Structured figure records:

((

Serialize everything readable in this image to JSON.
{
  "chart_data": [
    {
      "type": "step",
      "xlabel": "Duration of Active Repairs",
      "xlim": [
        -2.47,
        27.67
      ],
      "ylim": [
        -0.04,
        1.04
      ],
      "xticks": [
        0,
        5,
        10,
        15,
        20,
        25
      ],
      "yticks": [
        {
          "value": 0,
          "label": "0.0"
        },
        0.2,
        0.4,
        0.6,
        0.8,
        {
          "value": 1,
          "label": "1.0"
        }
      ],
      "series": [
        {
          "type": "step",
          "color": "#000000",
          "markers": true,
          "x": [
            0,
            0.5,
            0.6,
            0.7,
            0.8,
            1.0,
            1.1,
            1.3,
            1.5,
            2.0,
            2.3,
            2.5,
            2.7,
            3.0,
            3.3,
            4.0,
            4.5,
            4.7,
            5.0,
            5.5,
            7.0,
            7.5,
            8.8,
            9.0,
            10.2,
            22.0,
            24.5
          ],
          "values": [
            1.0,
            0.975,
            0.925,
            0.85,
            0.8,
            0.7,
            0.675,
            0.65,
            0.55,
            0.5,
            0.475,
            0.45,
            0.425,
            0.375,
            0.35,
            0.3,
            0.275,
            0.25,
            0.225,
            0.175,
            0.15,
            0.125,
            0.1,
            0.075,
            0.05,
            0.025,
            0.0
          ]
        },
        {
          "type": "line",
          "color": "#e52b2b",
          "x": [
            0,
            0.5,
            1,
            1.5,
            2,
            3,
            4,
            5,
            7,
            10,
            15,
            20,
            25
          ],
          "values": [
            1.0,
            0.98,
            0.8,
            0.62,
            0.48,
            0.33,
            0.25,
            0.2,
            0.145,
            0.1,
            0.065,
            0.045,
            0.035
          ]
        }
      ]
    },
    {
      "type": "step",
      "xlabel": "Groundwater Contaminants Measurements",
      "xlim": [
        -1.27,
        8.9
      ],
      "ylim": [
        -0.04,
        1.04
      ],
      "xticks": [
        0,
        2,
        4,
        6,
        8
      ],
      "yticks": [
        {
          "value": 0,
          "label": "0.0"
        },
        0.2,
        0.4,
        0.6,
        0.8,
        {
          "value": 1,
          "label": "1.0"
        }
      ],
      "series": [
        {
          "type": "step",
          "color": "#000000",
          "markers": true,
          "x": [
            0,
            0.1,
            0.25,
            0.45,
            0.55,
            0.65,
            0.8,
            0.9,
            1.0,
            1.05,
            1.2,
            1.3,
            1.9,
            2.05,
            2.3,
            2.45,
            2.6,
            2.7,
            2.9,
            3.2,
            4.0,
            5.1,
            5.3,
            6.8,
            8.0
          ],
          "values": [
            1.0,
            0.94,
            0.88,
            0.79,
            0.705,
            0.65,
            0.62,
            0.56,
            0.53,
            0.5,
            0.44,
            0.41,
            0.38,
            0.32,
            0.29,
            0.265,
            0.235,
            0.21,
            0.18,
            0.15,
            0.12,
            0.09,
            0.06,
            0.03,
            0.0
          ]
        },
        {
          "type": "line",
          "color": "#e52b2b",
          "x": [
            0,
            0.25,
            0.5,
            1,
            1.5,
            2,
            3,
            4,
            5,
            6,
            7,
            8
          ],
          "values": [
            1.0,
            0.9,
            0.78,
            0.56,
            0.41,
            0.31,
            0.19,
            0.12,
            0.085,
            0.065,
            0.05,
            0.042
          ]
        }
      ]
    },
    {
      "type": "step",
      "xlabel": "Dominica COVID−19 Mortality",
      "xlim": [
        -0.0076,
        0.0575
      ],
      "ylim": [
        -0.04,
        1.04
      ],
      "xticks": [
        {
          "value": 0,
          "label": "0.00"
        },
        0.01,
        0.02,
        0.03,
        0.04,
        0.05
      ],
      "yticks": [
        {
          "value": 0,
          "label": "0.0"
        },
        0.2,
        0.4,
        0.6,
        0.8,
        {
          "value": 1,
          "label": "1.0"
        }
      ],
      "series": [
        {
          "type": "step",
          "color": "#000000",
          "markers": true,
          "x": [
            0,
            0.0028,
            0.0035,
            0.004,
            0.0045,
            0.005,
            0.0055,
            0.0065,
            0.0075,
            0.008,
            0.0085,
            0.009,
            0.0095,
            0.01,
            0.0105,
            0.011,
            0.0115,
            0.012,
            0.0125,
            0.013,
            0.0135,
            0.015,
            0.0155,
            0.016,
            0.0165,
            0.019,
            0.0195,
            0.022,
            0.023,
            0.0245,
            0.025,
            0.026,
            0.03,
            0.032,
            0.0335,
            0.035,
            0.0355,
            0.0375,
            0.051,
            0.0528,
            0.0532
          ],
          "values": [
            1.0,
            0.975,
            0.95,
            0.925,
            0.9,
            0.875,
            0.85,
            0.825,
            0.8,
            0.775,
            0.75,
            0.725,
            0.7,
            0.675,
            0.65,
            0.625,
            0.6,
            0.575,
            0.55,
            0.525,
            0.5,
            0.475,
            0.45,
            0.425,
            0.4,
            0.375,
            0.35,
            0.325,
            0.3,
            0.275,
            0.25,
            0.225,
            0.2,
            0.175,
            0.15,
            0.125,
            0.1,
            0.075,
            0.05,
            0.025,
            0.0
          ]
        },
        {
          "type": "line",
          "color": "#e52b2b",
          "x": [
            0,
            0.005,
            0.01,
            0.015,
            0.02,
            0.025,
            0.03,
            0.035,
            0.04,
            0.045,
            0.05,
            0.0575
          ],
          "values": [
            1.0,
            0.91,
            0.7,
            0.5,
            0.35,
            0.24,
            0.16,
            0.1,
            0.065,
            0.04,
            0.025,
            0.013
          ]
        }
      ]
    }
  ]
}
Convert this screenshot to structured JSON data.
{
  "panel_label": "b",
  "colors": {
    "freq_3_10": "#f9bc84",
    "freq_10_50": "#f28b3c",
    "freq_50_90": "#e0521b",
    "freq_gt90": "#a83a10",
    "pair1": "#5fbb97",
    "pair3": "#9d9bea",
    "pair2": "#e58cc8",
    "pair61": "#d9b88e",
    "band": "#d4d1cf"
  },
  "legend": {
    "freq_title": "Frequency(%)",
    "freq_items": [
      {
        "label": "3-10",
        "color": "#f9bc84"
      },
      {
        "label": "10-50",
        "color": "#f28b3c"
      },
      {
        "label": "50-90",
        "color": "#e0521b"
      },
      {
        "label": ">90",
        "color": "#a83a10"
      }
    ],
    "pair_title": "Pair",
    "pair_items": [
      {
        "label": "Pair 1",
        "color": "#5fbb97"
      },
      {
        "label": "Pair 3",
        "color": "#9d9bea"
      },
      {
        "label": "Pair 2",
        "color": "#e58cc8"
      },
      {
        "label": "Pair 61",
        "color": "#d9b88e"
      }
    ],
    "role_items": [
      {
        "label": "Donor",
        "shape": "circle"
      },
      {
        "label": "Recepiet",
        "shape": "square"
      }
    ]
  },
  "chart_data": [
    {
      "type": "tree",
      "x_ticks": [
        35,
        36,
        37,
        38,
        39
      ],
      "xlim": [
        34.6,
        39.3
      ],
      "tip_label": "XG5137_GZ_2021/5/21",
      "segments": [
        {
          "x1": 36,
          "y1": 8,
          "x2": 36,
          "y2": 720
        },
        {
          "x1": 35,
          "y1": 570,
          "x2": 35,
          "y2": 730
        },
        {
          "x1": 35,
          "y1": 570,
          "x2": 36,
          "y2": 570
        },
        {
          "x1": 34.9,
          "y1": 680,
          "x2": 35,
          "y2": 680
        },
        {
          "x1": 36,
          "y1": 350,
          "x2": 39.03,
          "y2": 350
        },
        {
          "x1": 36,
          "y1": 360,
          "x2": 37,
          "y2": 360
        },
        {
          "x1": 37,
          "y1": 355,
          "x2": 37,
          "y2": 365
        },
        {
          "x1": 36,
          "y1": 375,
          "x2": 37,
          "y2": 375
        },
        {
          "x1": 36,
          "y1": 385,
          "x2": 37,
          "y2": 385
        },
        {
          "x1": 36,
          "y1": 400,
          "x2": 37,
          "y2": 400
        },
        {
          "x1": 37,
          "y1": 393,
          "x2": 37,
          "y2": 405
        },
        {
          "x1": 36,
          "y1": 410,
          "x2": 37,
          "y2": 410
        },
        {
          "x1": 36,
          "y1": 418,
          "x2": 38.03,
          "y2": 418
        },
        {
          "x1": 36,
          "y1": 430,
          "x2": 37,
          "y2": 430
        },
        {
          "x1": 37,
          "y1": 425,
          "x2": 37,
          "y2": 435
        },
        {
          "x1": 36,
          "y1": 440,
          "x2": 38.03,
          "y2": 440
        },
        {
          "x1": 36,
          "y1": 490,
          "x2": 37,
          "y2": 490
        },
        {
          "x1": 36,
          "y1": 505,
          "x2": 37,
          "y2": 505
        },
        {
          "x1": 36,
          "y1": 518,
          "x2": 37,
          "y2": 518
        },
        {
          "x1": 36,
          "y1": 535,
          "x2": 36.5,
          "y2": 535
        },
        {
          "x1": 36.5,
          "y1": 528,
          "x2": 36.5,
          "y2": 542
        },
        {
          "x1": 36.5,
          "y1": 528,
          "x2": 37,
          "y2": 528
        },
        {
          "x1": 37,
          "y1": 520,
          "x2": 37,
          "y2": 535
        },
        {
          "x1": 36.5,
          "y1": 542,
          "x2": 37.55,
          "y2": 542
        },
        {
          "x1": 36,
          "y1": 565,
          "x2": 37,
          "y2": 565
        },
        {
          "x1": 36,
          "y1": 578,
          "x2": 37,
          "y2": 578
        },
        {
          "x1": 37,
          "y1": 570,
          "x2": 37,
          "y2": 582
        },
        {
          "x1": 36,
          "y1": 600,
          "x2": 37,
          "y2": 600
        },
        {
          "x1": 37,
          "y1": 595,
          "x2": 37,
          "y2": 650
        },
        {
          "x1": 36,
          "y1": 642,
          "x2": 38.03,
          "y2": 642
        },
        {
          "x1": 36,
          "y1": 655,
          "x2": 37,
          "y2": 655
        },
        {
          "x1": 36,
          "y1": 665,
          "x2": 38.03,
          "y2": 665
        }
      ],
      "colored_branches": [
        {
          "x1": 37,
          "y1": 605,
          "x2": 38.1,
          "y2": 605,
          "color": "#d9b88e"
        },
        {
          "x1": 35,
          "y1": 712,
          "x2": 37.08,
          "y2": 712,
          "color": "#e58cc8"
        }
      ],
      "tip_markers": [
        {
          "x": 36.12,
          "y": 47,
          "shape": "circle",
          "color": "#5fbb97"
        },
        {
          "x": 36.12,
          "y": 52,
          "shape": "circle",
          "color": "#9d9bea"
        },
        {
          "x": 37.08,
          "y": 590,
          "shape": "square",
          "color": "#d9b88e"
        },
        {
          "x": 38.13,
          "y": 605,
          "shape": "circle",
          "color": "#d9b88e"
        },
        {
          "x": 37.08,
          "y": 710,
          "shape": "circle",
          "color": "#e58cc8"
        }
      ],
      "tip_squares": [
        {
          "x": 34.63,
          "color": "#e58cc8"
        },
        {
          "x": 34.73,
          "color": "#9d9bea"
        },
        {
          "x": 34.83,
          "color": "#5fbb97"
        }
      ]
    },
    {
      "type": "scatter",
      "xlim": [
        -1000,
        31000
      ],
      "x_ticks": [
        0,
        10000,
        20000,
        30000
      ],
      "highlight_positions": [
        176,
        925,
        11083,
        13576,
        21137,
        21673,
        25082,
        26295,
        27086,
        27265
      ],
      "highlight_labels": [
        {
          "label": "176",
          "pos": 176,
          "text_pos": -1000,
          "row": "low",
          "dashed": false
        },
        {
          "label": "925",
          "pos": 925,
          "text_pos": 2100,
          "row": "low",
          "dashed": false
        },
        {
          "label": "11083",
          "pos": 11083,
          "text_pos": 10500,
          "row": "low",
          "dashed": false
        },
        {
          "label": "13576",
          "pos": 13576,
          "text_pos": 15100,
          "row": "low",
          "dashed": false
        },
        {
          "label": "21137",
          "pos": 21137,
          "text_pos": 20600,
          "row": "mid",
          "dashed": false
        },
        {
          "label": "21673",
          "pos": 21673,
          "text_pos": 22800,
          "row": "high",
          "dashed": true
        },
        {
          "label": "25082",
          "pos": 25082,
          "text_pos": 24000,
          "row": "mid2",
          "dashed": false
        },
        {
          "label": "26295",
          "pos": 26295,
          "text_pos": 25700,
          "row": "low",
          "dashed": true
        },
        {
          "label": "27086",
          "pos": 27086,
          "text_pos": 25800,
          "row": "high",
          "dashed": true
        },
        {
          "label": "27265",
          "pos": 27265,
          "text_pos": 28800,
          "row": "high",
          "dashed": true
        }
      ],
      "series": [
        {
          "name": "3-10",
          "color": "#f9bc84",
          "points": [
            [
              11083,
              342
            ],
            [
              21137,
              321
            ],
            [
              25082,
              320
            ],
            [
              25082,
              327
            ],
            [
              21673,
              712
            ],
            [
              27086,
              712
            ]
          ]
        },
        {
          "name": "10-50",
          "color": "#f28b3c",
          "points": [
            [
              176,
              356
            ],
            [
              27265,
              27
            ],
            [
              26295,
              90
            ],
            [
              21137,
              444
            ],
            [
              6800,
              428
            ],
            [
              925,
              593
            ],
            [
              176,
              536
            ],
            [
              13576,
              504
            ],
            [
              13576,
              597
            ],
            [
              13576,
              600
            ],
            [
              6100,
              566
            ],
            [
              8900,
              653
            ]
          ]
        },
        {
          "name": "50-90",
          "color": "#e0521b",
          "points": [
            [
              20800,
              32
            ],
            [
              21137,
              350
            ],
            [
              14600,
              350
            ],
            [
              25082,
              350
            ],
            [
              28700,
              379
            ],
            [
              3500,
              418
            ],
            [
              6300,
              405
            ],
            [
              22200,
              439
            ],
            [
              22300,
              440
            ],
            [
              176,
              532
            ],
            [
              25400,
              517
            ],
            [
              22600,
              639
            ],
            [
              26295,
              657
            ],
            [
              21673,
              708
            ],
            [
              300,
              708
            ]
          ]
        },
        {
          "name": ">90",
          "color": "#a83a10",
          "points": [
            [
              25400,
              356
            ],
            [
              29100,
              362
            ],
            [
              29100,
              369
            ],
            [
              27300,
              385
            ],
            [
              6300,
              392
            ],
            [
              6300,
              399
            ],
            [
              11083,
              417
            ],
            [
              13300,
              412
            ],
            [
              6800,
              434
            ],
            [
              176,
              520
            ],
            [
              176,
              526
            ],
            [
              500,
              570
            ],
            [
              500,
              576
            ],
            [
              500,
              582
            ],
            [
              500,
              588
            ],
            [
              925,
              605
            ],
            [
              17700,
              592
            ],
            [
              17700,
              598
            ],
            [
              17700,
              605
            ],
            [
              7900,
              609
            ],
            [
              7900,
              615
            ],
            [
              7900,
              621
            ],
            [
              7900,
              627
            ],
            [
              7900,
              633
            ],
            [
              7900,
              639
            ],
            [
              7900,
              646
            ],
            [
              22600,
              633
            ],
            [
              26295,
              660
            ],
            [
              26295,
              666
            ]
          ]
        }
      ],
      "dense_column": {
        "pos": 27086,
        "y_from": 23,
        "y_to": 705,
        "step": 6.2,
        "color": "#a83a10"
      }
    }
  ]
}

))

Each line in the data that holds the string "this" should be found and copied.

COMPLETE RESPONSE:
Serialize everything readable in this image to JSON.
Convert this screenshot to structured JSON data.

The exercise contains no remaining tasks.